EXERCISE GOAL
Return all lines below containing the word "已知函数".
_ _ _
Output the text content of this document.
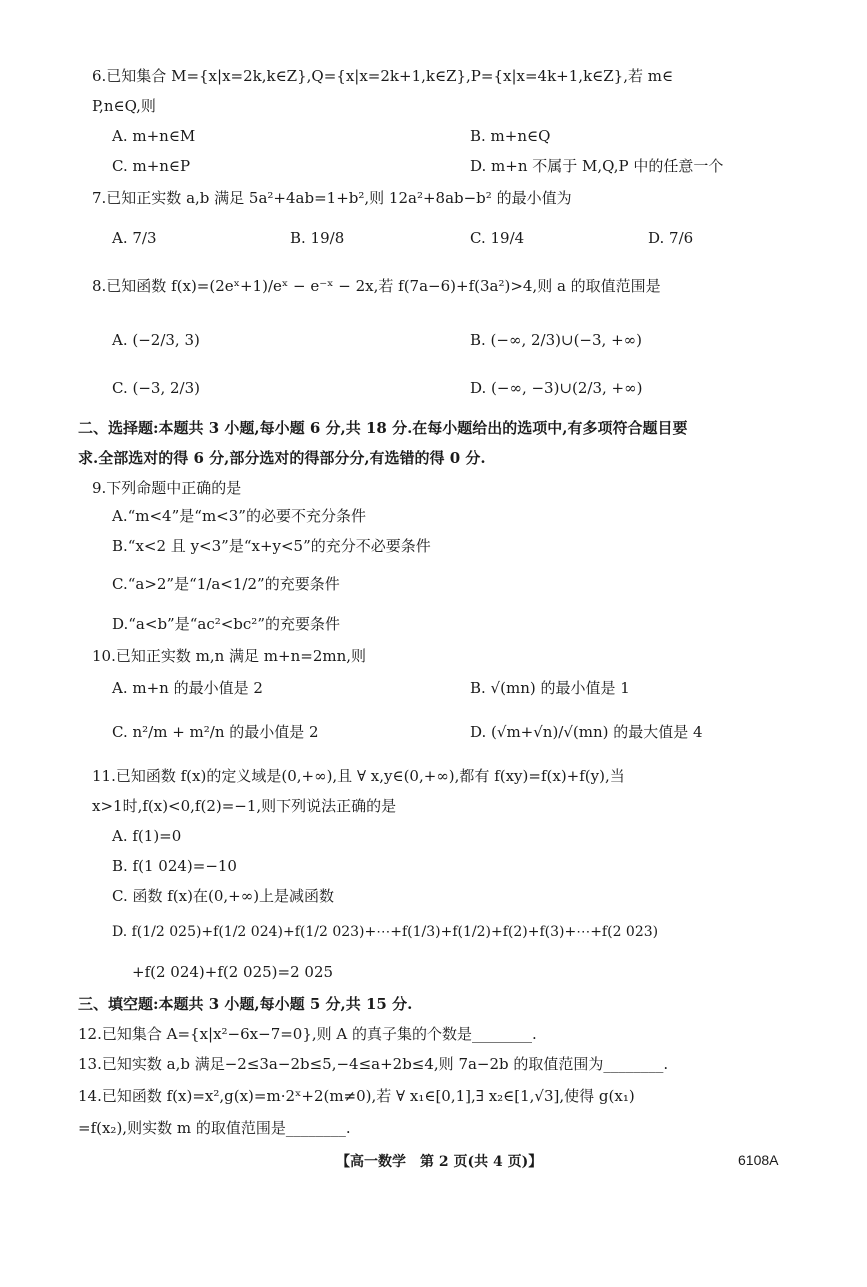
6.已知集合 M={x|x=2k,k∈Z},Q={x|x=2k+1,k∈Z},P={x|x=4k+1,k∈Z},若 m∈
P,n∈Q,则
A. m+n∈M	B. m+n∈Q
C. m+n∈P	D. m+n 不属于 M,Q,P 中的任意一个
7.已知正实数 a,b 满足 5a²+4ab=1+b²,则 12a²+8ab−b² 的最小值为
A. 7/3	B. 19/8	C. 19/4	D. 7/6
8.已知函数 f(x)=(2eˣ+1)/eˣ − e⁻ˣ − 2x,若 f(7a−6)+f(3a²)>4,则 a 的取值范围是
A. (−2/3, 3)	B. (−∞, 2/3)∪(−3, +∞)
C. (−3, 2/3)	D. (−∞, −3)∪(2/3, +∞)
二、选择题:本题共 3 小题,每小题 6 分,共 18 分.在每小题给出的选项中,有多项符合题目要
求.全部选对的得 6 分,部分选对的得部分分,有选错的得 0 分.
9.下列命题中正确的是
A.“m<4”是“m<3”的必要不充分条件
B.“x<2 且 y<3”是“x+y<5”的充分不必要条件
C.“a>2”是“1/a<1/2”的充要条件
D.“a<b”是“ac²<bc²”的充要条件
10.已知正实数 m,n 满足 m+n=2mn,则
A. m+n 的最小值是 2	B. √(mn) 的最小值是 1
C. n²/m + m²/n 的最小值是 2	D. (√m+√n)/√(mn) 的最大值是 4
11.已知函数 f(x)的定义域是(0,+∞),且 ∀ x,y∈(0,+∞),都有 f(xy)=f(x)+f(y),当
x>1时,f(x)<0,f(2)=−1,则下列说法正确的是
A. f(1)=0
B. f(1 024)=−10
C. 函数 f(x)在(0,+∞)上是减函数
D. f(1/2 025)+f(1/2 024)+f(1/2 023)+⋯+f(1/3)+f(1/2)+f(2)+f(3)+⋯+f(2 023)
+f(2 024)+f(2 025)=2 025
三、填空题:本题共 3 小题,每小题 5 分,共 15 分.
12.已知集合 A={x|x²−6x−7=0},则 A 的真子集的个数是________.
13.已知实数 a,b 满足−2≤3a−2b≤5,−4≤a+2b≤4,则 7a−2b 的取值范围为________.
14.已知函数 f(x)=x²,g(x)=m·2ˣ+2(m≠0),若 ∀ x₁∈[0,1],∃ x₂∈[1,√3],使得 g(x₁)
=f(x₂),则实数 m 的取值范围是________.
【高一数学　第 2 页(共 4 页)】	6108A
_ _ _
SOLUTION BELOW
8.已知函数 f(x)=(2eˣ+1)/eˣ − e⁻ˣ − 2x,若 f(7a−6)+f(3a²)>4,则 a 的取值范围是
11.已知函数 f(x)的定义域是(0,+∞),且 ∀ x,y∈(0,+∞),都有 f(xy)=f(x)+f(y),当
14.已知函数 f(x)=x²,g(x)=m·2ˣ+2(m≠0),若 ∀ x₁∈[0,1],∃ x₂∈[1,√3],使得 g(x₁)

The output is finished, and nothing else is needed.